> _Exercise prompt_
Among the records below, which lines contain the string "einem"? Report them.

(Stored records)
---
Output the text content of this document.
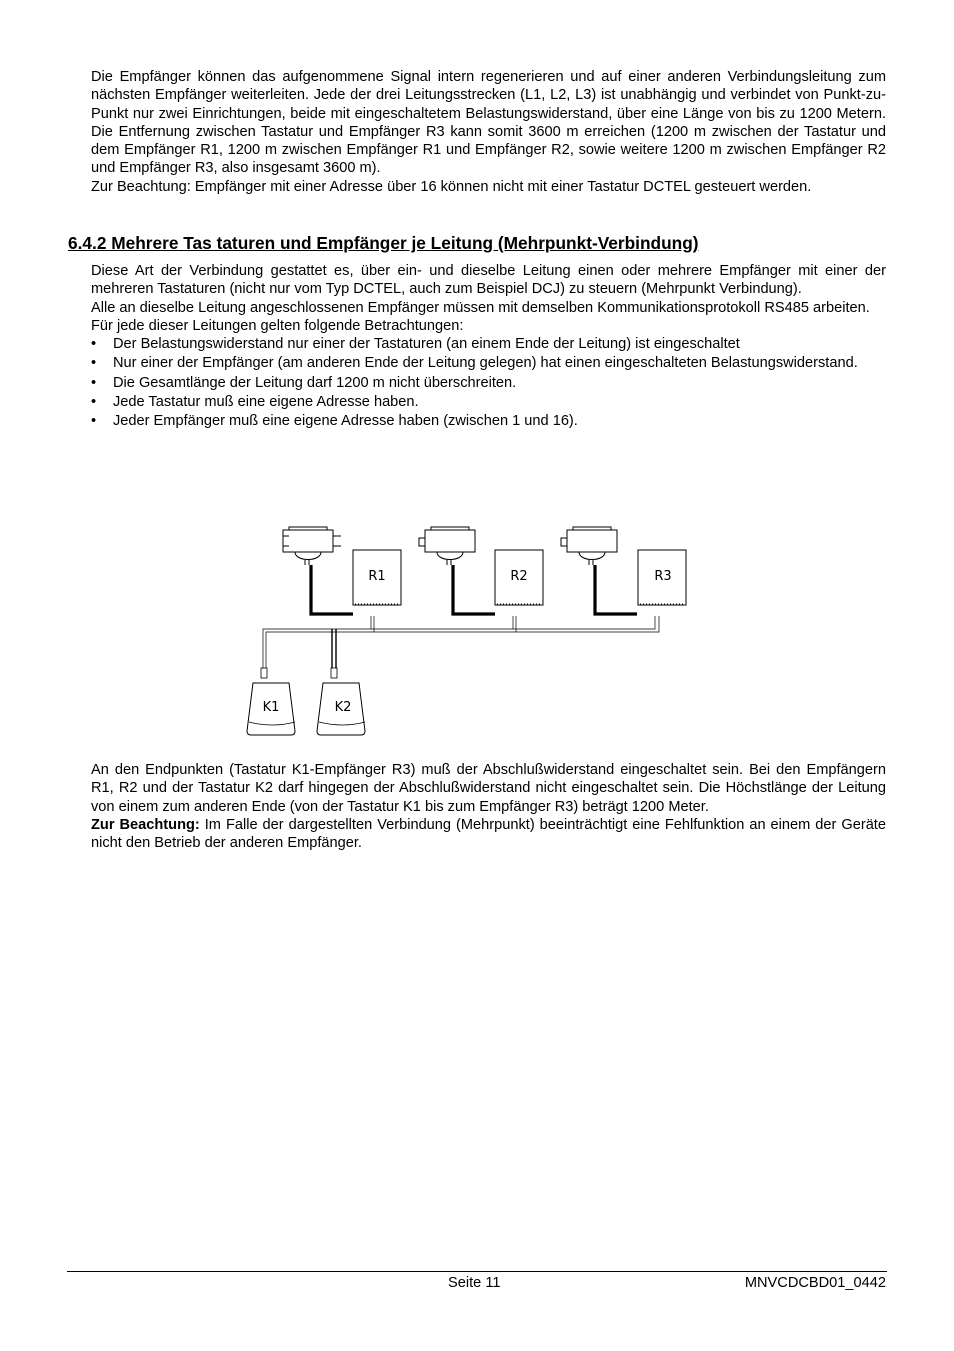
Die Empfänger können das aufgenommene Signal intern regenerieren und auf einer anderen Verbindungsleitung zum nächsten Empfänger weiterleiten. Jede der drei Leitungsstrecken (L1, L2, L3) ist unabhängig und verbindet von Punkt-zu-Punkt nur zwei Einrichtungen, beide mit eingeschaltetem Belastungswiderstand, über eine Länge von bis zu 1200 Metern. Die Entfernung zwischen Tastatur und Empfänger R3 kann somit 3600 m erreichen (1200 m zwischen der Tastatur und dem Empfänger R1, 1200 m zwischen Empfänger R1 und Empfänger R2, sowie weitere 1200 m zwischen Empfänger R2 und Empfänger R3, also insgesamt 3600 m).

Zur Beachtung: Empfänger mit einer Adresse über 16 können nicht mit einer Tastatur DCTEL gesteuert werden.

6.4.2 Mehrere Tas taturen und Empfänger je Leitung (Mehrpunkt-Verbindung)

Diese Art der Verbindung gestattet es, über ein- und dieselbe Leitung einen oder mehrere Empfänger mit einer der mehreren Tastaturen (nicht nur vom Typ DCTEL, auch zum Beispiel DCJ) zu steuern (Mehrpunkt Verbindung).

Alle an dieselbe Leitung angeschlossenen Empfänger müssen mit demselben Kommunikationsprotokoll RS485 arbeiten.

Für jede dieser Leitungen gelten folgende Betrachtungen:

• Der Belastungswiderstand nur einer der Tastaturen (an einem Ende der Leitung) ist eingeschaltet
• Nur einer der Empfänger (am anderen Ende der Leitung gelegen) hat einen eingeschalteten Belastungswiderstand.
• Die Gesamtlänge der Leitung darf 1200 m nicht überschreiten.
• Jede Tastatur muß eine eigene Adresse haben.
• Jeder Empfänger muß eine eigene Adresse haben (zwischen 1 und 16).
R1	R2	R3
K1	K2

An den Endpunkten (Tastatur K1-Empfänger R3) muß der Abschlußwiderstand eingeschaltet sein. Bei den Empfängern R1, R2 und der Tastatur K2 darf hingegen der Abschlußwiderstand nicht eingeschaltet sein. Die Höchstlänge der Leitung von einem zum anderen Ende (von der Tastatur K1 bis zum Empfänger R3) beträgt 1200 Meter.

Zur Beachtung: Im Falle der dargestellten Verbindung (Mehrpunkt) beeinträchtigt eine Fehlfunktion an einem der Geräte nicht den Betrieb der anderen Empfänger.

Seite 11	MNVCDCBD01_0442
---
> _Answer_
• Der Belastungswiderstand nur einer der Tastaturen (an einem Ende der Leitung) ist eingeschaltet
An den Endpunkten (Tastatur K1-Empfänger R3) muß der Abschlußwiderstand eingeschaltet sein. Bei den Empfängern R1, R2 und der Tastatur K2 darf hingegen der Abschlußwiderstand nicht eingeschaltet sein. Die Höchstlänge der Leitung von einem zum anderen Ende (von der Tastatur K1 bis zum Empfänger R3) beträgt 1200 Meter.
Zur Beachtung: Im Falle der dargestellten Verbindung (Mehrpunkt) beeinträchtigt eine Fehlfunktion an einem der Geräte nicht den Betrieb der anderen Empfänger.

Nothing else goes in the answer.